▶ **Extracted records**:
↓↓↓

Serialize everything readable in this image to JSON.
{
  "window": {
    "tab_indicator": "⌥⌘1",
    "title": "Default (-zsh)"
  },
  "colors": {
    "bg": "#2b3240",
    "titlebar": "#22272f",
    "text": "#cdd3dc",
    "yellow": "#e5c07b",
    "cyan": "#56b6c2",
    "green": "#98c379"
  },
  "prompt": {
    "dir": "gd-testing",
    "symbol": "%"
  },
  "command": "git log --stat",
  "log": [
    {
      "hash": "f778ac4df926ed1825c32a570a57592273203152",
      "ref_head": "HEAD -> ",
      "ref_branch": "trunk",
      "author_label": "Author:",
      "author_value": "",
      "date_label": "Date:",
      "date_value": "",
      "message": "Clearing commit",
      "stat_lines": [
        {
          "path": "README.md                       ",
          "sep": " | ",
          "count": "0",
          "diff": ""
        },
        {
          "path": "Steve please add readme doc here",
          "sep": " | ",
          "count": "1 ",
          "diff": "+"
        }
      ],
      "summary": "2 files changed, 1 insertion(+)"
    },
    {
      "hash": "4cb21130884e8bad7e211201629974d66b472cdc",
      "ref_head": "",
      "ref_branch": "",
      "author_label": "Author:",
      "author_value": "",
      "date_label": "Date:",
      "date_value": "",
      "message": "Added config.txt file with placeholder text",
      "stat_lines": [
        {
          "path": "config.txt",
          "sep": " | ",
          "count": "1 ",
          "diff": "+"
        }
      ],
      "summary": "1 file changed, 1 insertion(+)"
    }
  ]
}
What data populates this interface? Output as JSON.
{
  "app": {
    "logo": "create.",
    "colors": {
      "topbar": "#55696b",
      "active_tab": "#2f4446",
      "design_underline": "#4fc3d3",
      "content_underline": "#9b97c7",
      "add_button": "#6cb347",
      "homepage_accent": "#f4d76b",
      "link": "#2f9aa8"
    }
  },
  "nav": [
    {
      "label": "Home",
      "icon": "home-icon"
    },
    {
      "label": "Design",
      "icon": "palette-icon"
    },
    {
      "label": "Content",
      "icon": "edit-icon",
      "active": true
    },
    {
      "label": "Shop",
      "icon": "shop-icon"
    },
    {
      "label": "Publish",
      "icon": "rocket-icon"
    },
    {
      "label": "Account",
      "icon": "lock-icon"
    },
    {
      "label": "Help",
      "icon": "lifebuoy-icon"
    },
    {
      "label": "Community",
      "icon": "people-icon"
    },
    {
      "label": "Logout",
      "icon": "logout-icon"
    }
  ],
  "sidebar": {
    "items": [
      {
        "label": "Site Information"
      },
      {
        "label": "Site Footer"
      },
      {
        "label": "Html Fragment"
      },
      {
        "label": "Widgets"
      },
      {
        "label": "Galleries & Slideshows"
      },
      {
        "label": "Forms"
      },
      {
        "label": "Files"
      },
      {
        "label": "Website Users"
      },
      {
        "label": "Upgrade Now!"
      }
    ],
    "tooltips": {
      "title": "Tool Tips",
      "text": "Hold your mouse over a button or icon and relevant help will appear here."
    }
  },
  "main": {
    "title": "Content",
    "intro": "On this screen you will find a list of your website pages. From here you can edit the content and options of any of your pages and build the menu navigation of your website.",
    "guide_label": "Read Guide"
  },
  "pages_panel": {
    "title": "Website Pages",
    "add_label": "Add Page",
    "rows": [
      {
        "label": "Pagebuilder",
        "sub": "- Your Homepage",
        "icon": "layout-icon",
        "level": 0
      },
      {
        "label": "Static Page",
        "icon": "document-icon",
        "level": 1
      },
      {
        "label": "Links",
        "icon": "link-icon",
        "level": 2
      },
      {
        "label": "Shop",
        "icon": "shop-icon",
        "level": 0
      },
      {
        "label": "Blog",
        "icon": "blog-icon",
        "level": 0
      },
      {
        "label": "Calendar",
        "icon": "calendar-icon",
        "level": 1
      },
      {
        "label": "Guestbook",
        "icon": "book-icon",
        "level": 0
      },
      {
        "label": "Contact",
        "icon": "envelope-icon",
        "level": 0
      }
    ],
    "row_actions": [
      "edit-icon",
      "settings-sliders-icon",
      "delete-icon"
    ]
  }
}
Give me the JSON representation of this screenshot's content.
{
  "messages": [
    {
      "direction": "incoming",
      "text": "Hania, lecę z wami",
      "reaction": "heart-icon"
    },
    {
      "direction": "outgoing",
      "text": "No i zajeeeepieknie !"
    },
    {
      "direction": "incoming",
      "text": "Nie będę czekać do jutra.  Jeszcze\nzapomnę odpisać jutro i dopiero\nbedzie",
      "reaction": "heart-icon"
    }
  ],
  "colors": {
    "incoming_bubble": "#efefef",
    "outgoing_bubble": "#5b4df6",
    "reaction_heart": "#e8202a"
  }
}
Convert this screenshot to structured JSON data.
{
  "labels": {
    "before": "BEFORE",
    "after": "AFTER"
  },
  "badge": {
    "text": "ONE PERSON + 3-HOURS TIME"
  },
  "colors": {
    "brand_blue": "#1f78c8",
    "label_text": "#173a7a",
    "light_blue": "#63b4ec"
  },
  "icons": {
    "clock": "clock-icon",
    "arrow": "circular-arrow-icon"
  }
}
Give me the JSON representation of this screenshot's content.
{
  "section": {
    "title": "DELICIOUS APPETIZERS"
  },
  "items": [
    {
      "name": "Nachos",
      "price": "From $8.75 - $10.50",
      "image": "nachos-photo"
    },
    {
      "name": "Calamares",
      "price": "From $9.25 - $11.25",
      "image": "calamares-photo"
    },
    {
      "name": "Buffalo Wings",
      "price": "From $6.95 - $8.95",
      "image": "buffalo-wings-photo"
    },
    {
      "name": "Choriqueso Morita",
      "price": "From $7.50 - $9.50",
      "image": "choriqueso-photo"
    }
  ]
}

↑↑↑

Reproduce the records above exactly, starting with the line that contains "Convert this screenshot" and ending with the last line.

▶ **Result**:
Convert this screenshot to structured JSON data.
{
  "labels": {
    "before": "BEFORE",
    "after": "AFTER"
  },
  "badge": {
    "text": "ONE PERSON + 3-HOURS TIME"
  },
  "colors": {
    "brand_blue": "#1f78c8",
    "label_text": "#173a7a",
    "light_blue": "#63b4ec"
  },
  "icons": {
    "clock": "clock-icon",
    "arrow": "circular-arrow-icon"
  }
}
Give me the JSON representation of this screenshot's content.
{
  "section": {
    "title": "DELICIOUS APPETIZERS"
  },
  "items": [
    {
      "name": "Nachos",
      "price": "From $8.75 - $10.50",
      "image": "nachos-photo"
    },
    {
      "name": "Calamares",
      "price": "From $9.25 - $11.25",
      "image": "calamares-photo"
    },
    {
      "name": "Buffalo Wings",
      "price": "From $6.95 - $8.95",
      "image": "buffalo-wings-photo"
    },
    {
      "name": "Choriqueso Morita",
      "price": "From $7.50 - $9.50",
      "image": "choriqueso-photo"
    }
  ]
}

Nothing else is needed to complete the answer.